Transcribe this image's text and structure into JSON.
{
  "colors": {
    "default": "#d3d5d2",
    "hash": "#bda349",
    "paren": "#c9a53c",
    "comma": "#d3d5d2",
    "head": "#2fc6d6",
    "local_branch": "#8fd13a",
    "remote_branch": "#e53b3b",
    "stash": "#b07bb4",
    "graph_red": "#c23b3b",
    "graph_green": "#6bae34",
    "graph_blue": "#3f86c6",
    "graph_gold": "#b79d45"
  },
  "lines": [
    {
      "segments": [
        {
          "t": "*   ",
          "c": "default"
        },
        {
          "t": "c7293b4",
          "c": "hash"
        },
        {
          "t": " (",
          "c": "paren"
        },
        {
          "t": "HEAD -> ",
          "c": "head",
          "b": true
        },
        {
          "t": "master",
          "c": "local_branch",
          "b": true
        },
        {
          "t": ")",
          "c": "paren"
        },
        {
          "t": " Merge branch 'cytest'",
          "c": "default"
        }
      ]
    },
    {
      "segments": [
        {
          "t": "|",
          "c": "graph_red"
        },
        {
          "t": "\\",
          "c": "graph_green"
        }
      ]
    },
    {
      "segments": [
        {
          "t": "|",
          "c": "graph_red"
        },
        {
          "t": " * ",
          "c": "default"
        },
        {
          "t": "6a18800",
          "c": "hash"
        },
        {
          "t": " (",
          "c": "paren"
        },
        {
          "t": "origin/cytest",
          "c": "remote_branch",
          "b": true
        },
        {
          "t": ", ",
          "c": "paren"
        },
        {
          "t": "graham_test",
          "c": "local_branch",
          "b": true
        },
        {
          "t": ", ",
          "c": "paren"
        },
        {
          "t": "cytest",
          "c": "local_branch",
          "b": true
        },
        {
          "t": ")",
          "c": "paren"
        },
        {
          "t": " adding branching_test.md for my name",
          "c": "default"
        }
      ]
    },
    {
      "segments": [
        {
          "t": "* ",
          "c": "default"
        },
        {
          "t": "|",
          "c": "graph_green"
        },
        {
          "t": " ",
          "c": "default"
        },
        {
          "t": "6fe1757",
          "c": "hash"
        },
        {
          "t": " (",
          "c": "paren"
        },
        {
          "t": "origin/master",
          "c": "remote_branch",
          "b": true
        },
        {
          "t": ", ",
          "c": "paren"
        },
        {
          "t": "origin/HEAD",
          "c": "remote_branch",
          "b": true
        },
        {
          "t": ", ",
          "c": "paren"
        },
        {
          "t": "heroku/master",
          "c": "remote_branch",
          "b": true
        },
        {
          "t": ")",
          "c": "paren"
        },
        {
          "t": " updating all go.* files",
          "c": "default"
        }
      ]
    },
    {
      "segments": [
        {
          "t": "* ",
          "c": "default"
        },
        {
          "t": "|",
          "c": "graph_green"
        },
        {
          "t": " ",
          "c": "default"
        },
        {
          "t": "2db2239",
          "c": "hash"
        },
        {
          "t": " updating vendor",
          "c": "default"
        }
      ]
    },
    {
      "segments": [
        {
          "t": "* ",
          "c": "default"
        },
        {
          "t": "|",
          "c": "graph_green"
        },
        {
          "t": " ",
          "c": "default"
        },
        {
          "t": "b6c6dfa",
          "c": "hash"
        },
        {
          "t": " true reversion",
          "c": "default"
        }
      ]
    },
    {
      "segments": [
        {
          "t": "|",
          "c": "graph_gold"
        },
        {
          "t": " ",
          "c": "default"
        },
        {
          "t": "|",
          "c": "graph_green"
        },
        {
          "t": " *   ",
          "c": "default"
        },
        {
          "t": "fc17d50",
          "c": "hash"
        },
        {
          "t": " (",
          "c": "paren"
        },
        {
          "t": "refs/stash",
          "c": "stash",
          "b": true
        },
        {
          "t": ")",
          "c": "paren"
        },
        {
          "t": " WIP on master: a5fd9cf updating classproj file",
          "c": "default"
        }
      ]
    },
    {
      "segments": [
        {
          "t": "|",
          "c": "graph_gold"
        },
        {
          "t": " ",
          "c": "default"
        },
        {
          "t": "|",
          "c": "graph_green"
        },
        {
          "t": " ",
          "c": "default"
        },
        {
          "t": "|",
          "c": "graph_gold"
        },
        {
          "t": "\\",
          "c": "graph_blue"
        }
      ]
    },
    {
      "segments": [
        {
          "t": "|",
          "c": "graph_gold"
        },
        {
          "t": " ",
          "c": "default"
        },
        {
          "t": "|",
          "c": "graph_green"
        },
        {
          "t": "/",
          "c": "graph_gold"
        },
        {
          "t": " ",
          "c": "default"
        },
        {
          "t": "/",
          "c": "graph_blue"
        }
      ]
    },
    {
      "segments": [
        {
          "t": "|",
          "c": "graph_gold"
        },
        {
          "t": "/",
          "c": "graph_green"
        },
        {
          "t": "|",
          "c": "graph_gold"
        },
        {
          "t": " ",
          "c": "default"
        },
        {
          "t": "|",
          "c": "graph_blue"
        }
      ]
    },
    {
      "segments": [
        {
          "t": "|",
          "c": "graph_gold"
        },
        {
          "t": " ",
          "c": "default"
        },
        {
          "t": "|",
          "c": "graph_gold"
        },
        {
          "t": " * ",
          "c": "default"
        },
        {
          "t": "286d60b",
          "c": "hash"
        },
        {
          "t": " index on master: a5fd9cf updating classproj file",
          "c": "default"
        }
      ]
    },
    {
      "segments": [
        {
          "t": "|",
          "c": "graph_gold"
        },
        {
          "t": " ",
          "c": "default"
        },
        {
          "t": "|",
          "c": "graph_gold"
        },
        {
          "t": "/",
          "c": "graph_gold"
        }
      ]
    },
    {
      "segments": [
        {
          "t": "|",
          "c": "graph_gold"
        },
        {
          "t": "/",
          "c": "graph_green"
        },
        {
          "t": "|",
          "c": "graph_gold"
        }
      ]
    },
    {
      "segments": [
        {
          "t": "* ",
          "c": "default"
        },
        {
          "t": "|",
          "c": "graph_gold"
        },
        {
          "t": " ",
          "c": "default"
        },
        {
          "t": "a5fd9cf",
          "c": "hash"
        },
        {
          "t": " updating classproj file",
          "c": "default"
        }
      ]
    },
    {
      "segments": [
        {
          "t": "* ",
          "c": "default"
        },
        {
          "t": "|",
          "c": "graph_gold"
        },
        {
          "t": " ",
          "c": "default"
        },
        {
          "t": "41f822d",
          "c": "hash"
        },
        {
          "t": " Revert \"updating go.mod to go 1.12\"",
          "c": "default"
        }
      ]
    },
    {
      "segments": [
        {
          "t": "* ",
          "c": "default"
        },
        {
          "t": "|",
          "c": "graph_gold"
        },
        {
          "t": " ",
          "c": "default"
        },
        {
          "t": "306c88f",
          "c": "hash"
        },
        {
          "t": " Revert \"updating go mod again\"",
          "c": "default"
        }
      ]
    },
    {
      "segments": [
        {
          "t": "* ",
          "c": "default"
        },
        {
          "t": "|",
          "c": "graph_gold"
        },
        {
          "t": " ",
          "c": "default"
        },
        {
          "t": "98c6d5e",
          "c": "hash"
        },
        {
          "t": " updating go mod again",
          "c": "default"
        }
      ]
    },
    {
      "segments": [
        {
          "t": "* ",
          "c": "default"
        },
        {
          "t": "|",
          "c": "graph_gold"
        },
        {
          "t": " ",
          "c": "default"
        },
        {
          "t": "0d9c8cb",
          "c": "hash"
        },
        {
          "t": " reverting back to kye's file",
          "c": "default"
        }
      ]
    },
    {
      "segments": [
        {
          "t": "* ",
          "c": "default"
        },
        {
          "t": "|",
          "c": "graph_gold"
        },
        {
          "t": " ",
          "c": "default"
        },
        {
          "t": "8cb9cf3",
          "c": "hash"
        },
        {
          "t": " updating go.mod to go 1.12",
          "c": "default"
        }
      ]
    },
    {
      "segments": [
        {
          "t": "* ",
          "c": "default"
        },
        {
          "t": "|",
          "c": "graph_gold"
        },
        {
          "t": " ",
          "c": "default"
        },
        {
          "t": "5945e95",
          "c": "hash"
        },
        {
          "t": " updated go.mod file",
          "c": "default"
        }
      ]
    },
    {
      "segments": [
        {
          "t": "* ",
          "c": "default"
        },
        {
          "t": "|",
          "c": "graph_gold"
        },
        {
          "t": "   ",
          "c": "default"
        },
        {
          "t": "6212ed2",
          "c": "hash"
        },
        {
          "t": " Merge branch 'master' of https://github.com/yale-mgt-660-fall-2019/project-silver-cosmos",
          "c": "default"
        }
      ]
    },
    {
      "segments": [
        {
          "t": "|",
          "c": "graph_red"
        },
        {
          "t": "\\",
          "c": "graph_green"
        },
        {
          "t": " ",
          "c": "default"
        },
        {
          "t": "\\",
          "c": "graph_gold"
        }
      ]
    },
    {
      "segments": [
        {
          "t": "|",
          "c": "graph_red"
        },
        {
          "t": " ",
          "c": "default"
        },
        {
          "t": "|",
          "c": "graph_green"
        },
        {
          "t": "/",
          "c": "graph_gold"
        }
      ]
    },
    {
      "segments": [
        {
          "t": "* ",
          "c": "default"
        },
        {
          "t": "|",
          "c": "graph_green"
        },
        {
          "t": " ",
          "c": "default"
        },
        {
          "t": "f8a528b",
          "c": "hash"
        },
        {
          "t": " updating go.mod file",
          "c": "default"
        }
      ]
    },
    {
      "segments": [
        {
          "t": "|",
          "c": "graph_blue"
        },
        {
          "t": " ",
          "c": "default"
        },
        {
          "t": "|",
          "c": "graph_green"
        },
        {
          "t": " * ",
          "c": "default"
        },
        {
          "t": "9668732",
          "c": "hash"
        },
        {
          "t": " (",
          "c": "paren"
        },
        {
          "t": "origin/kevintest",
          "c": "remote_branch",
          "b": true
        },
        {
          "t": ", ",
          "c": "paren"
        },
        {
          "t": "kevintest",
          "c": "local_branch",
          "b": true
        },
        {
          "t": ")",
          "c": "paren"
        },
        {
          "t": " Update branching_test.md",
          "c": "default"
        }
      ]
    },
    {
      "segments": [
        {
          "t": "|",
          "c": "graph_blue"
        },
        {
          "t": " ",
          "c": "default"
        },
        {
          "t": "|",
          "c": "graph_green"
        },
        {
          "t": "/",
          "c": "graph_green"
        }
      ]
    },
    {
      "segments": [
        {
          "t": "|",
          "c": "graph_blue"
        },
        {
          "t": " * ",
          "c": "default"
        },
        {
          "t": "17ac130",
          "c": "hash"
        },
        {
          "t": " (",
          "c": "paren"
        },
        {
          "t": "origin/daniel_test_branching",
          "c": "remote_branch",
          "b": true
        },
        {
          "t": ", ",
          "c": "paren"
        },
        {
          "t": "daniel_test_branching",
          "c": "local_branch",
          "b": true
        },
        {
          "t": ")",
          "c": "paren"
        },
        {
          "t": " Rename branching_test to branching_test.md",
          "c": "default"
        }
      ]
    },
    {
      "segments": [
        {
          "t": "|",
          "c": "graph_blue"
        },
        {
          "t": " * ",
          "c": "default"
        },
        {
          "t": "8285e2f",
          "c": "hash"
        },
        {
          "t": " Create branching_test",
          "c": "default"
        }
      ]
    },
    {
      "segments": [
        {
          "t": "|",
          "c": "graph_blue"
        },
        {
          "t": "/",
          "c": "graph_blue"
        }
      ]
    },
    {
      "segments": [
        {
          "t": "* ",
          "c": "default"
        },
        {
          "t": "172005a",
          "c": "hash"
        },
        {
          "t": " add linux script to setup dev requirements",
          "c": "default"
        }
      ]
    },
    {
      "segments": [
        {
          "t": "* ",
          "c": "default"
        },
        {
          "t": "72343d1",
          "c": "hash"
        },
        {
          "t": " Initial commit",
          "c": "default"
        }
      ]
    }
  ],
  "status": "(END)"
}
○ ○ ○ ○ ○ ○ ○
### Problem to work on
Gather each line of the records holding the string "cytest".

### Answer to this task
          "t": " Merge branch 'cytest'",
          "t": "origin/cytest",
          "t": "cytest",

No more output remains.